WORK REQUIRED: Below are some records. Say how many of their lines contain the string "Clos", and give nothing but the number.

EXERCISE INPUT:
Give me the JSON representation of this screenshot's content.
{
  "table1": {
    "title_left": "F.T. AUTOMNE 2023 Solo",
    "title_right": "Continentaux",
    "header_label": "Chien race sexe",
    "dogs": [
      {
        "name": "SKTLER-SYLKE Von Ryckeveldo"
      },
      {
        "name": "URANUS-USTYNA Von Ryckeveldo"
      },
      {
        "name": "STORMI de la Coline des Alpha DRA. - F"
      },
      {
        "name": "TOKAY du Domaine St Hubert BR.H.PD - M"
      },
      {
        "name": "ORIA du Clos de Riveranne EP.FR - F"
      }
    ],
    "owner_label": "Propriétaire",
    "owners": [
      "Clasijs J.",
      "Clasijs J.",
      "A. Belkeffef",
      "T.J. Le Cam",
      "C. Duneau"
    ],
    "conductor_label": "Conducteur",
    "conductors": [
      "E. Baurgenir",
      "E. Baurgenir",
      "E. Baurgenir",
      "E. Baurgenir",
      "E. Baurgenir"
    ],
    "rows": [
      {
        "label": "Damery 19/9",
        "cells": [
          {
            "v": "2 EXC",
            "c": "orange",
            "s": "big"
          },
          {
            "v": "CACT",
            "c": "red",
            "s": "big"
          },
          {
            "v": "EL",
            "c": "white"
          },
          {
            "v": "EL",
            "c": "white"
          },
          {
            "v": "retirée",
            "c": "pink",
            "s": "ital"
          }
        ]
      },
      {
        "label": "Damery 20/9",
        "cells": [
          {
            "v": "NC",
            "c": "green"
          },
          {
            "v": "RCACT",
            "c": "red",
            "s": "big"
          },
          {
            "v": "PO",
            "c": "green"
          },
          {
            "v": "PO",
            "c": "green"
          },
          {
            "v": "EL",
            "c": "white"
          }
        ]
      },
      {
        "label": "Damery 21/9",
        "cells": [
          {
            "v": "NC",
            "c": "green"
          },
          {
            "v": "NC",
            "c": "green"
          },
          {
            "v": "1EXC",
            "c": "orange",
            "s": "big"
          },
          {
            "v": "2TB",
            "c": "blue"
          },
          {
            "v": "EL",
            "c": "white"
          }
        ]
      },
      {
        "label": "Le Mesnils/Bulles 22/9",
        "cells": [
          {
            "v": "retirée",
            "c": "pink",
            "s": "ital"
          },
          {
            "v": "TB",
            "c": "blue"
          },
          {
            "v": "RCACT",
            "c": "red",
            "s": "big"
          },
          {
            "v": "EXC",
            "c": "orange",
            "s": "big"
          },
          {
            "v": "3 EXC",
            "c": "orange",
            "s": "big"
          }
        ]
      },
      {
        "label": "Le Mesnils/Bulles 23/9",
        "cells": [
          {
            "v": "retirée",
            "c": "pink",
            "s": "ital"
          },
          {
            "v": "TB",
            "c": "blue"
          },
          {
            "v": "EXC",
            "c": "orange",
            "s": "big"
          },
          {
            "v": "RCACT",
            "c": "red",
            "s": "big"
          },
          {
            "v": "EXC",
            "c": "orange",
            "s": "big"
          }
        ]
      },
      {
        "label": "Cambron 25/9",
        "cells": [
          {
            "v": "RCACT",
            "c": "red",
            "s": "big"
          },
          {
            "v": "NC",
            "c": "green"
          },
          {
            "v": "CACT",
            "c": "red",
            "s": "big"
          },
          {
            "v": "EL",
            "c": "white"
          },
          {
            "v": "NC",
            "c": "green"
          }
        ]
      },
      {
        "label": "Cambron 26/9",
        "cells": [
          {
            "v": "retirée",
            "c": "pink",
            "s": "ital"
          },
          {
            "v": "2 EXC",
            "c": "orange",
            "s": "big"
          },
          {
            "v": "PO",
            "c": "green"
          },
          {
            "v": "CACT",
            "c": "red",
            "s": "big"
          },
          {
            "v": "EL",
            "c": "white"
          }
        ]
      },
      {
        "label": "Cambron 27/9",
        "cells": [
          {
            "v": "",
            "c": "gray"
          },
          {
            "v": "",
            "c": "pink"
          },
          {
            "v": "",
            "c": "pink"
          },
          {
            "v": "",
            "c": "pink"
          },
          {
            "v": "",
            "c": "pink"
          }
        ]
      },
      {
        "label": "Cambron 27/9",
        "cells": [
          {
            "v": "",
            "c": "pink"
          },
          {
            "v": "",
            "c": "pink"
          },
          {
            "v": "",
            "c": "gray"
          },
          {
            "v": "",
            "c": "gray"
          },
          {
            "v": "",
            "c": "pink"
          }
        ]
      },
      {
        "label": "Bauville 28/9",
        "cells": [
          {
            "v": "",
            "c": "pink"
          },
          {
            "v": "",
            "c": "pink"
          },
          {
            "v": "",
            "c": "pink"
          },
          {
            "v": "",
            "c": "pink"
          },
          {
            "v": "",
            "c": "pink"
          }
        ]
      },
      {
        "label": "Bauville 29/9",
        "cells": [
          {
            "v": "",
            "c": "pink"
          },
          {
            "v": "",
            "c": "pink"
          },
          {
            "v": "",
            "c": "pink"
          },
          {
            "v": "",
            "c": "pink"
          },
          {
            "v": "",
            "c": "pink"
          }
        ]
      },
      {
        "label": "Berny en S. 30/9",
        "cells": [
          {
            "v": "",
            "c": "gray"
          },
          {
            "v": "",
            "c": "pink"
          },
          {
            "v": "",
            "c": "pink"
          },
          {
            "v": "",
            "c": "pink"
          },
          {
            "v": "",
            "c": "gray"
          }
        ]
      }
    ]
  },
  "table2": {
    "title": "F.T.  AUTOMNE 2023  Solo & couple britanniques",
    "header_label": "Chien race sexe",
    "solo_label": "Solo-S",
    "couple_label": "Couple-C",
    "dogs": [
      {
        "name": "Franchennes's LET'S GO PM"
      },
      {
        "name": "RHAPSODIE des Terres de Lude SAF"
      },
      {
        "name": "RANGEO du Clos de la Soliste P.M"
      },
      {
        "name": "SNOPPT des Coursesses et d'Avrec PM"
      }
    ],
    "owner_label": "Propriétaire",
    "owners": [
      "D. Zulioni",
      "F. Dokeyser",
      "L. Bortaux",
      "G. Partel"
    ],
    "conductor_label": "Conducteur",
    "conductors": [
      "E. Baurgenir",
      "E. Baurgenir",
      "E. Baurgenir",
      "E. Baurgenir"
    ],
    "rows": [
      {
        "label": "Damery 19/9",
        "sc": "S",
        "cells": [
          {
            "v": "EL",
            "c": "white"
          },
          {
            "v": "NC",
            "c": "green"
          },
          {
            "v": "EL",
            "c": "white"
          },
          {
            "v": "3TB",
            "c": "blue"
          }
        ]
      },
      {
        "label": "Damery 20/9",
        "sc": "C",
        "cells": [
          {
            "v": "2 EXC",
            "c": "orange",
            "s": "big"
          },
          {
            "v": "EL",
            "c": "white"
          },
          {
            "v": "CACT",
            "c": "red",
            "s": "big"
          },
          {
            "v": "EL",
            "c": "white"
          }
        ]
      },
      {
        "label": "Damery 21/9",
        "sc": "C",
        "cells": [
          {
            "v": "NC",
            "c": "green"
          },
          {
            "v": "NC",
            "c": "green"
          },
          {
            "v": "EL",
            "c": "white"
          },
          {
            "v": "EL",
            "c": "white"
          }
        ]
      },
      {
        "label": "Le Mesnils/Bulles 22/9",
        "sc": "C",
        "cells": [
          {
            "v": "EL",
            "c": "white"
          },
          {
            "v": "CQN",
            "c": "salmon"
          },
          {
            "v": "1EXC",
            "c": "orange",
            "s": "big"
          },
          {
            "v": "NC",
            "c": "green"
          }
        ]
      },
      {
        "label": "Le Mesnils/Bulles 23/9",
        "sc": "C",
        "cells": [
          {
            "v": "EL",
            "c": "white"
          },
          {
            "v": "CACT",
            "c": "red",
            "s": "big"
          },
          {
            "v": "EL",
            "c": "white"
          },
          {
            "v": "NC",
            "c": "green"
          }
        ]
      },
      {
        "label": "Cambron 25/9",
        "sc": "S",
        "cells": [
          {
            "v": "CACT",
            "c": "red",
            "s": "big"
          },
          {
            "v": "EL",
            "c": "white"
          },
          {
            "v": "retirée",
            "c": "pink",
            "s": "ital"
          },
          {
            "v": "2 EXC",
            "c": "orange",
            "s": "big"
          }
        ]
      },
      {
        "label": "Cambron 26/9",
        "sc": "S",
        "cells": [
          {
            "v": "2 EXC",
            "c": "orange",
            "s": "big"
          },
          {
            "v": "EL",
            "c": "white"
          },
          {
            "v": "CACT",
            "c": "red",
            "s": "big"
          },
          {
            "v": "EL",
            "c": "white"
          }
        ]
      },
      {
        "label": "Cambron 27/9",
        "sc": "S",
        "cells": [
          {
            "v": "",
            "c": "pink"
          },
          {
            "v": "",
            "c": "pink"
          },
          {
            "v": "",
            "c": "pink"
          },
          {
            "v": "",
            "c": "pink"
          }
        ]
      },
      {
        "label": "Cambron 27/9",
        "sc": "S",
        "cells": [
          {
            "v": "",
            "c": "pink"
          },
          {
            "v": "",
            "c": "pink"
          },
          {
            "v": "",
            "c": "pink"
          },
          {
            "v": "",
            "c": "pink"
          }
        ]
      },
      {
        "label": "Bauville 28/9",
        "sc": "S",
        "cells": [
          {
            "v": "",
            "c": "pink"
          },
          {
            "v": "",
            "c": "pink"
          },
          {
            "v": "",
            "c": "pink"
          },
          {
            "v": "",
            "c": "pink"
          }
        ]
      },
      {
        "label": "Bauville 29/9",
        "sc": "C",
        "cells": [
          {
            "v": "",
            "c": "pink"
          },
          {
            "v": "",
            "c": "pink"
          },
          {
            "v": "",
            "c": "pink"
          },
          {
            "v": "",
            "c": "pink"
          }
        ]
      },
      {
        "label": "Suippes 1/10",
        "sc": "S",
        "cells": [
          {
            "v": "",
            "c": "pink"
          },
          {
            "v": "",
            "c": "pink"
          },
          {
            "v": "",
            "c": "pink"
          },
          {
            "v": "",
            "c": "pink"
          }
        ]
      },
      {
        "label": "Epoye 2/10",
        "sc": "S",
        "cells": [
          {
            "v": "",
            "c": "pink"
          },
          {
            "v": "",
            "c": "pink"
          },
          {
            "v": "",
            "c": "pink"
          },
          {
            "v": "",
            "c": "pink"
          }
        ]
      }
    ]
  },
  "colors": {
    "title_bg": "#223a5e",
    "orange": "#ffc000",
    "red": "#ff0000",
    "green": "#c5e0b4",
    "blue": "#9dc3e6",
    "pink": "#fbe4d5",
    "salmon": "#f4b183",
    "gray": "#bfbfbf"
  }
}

SOLUTION TO THIS PROBLEM: 2